## [INSTRUCTIONS TO FOLLOW]
Collect all the lines that mention the word "title".

## begin EXERCISE DATA

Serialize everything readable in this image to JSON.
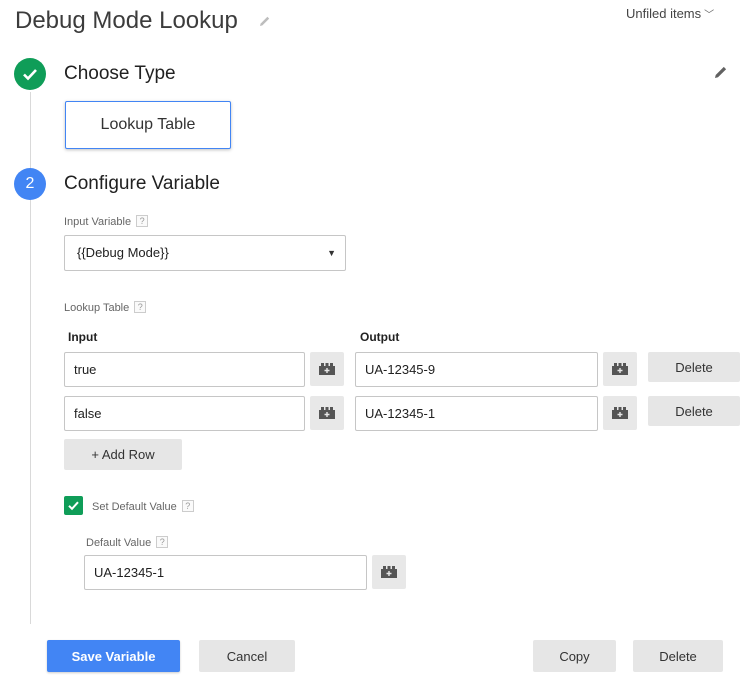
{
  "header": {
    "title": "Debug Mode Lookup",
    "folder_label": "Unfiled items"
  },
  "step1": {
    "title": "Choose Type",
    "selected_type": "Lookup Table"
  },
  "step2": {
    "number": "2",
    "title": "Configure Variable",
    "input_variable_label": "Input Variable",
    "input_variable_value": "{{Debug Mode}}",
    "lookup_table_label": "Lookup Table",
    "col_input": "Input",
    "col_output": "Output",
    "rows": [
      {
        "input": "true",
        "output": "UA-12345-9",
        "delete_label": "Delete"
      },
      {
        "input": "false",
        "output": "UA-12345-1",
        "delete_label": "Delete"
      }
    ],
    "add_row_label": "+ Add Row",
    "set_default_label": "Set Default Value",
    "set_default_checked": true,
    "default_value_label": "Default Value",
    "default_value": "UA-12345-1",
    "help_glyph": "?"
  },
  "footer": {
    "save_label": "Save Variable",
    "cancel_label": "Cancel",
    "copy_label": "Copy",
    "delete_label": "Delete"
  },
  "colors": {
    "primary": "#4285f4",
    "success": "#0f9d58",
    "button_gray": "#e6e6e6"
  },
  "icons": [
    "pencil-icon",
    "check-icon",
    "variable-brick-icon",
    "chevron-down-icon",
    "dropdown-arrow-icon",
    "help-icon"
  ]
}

## end EXERCISE DATA

## [OUTPUT FOR THIS TASK]
    "title": "Debug Mode Lookup",
    "title": "Choose Type",
    "title": "Configure Variable",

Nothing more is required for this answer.